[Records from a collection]
— begin —

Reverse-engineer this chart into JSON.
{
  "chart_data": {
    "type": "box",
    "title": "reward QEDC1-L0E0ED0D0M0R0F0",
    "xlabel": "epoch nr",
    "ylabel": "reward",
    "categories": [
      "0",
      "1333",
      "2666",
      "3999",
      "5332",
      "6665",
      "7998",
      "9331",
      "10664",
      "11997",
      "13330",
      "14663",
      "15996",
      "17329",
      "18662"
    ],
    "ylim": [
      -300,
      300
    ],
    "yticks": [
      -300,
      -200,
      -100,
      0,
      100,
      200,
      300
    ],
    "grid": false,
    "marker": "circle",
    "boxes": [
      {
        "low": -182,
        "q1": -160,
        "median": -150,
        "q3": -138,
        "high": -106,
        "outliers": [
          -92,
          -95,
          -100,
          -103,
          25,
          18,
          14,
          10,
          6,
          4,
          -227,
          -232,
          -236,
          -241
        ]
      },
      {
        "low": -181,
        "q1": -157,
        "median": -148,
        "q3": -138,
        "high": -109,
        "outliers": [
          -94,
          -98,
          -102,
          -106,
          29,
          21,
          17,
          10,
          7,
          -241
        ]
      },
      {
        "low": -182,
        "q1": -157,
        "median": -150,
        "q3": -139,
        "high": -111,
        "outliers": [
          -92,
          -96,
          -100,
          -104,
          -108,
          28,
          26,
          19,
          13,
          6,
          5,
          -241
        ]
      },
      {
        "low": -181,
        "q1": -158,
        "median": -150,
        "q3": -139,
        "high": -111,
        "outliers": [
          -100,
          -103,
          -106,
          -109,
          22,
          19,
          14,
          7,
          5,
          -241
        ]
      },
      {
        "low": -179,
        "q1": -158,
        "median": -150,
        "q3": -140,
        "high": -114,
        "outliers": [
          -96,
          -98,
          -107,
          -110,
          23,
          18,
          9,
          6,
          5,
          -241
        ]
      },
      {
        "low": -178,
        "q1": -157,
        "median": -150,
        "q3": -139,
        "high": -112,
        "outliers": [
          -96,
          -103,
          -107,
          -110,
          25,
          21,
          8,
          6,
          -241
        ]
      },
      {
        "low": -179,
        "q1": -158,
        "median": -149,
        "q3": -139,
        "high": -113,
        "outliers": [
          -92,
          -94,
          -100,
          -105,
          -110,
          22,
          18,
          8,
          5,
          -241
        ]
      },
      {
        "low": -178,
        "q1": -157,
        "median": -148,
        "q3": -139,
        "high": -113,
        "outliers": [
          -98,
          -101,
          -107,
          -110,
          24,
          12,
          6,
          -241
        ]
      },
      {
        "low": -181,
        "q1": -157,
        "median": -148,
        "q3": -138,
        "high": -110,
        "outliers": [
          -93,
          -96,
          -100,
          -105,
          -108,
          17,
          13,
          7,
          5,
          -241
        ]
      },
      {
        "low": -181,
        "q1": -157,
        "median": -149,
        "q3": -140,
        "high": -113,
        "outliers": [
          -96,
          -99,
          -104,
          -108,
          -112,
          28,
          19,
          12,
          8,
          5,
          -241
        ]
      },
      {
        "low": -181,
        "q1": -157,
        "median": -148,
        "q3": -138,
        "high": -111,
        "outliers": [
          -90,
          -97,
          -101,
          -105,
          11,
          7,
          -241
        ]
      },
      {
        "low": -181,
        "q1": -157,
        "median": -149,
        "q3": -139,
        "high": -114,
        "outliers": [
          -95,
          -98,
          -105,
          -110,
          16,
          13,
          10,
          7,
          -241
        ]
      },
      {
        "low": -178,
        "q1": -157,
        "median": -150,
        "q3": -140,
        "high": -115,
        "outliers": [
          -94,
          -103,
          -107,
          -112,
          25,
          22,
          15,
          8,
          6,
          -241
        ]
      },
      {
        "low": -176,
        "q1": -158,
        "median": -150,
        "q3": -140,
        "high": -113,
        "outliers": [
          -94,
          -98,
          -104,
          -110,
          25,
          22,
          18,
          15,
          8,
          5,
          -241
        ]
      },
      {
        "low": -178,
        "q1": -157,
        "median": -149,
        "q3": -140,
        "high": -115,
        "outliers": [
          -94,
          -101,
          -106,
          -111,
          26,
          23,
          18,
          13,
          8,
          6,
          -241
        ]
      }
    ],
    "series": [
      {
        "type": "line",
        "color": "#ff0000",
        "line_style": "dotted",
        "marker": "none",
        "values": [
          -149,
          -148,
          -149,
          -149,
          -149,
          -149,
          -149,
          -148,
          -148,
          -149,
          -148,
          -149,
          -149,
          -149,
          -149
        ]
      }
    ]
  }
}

— end —

INSTRUCTIONS FOR THE TASK → Copy every record exactly as presented.

RESPONSE TO THE TASK →
Reverse-engineer this chart into JSON.
{
  "chart_data": {
    "type": "box",
    "title": "reward QEDC1-L0E0ED0D0M0R0F0",
    "xlabel": "epoch nr",
    "ylabel": "reward",
    "categories": [
      "0",
      "1333",
      "2666",
      "3999",
      "5332",
      "6665",
      "7998",
      "9331",
      "10664",
      "11997",
      "13330",
      "14663",
      "15996",
      "17329",
      "18662"
    ],
    "ylim": [
      -300,
      300
    ],
    "yticks": [
      -300,
      -200,
      -100,
      0,
      100,
      200,
      300
    ],
    "grid": false,
    "marker": "circle",
    "boxes": [
      {
        "low": -182,
        "q1": -160,
        "median": -150,
        "q3": -138,
        "high": -106,
        "outliers": [
          -92,
          -95,
          -100,
          -103,
          25,
          18,
          14,
          10,
          6,
          4,
          -227,
          -232,
          -236,
          -241
        ]
      },
      {
        "low": -181,
        "q1": -157,
        "median": -148,
        "q3": -138,
        "high": -109,
        "outliers": [
          -94,
          -98,
          -102,
          -106,
          29,
          21,
          17,
          10,
          7,
          -241
        ]
      },
      {
        "low": -182,
        "q1": -157,
        "median": -150,
        "q3": -139,
        "high": -111,
        "outliers": [
          -92,
          -96,
          -100,
          -104,
          -108,
          28,
          26,
          19,
          13,
          6,
          5,
          -241
        ]
      },
      {
        "low": -181,
        "q1": -158,
        "median": -150,
        "q3": -139,
        "high": -111,
        "outliers": [
          -100,
          -103,
          -106,
          -109,
          22,
          19,
          14,
          7,
          5,
          -241
        ]
      },
      {
        "low": -179,
        "q1": -158,
        "median": -150,
        "q3": -140,
        "high": -114,
        "outliers": [
          -96,
          -98,
          -107,
          -110,
          23,
          18,
          9,
          6,
          5,
          -241
        ]
      },
      {
        "low": -178,
        "q1": -157,
        "median": -150,
        "q3": -139,
        "high": -112,
        "outliers": [
          -96,
          -103,
          -107,
          -110,
          25,
          21,
          8,
          6,
          -241
        ]
      },
      {
        "low": -179,
        "q1": -158,
        "median": -149,
        "q3": -139,
        "high": -113,
        "outliers": [
          -92,
          -94,
          -100,
          -105,
          -110,
          22,
          18,
          8,
          5,
          -241
        ]
      },
      {
        "low": -178,
        "q1": -157,
        "median": -148,
        "q3": -139,
        "high": -113,
        "outliers": [
          -98,
          -101,
          -107,
          -110,
          24,
          12,
          6,
          -241
        ]
      },
      {
        "low": -181,
        "q1": -157,
        "median": -148,
        "q3": -138,
        "high": -110,
        "outliers": [
          -93,
          -96,
          -100,
          -105,
          -108,
          17,
          13,
          7,
          5,
          -241
        ]
      },
      {
        "low": -181,
        "q1": -157,
        "median": -149,
        "q3": -140,
        "high": -113,
        "outliers": [
          -96,
          -99,
          -104,
          -108,
          -112,
          28,
          19,
          12,
          8,
          5,
          -241
        ]
      },
      {
        "low": -181,
        "q1": -157,
        "median": -148,
        "q3": -138,
        "high": -111,
        "outliers": [
          -90,
          -97,
          -101,
          -105,
          11,
          7,
          -241
        ]
      },
      {
        "low": -181,
        "q1": -157,
        "median": -149,
        "q3": -139,
        "high": -114,
        "outliers": [
          -95,
          -98,
          -105,
          -110,
          16,
          13,
          10,
          7,
          -241
        ]
      },
      {
        "low": -178,
        "q1": -157,
        "median": -150,
        "q3": -140,
        "high": -115,
        "outliers": [
          -94,
          -103,
          -107,
          -112,
          25,
          22,
          15,
          8,
          6,
          -241
        ]
      },
      {
        "low": -176,
        "q1": -158,
        "median": -150,
        "q3": -140,
        "high": -113,
        "outliers": [
          -94,
          -98,
          -104,
          -110,
          25,
          22,
          18,
          15,
          8,
          5,
          -241
        ]
      },
      {
        "low": -178,
        "q1": -157,
        "median": -149,
        "q3": -140,
        "high": -115,
        "outliers": [
          -94,
          -101,
          -106,
          -111,
          26,
          23,
          18,
          13,
          8,
          6,
          -241
        ]
      }
    ],
    "series": [
      {
        "type": "line",
        "color": "#ff0000",
        "line_style": "dotted",
        "marker": "none",
        "values": [
          -149,
          -148,
          -149,
          -149,
          -149,
          -149,
          -149,
          -148,
          -148,
          -149,
          -148,
          -149,
          -149,
          -149,
          -149
        ]
      }
    ]
  }
}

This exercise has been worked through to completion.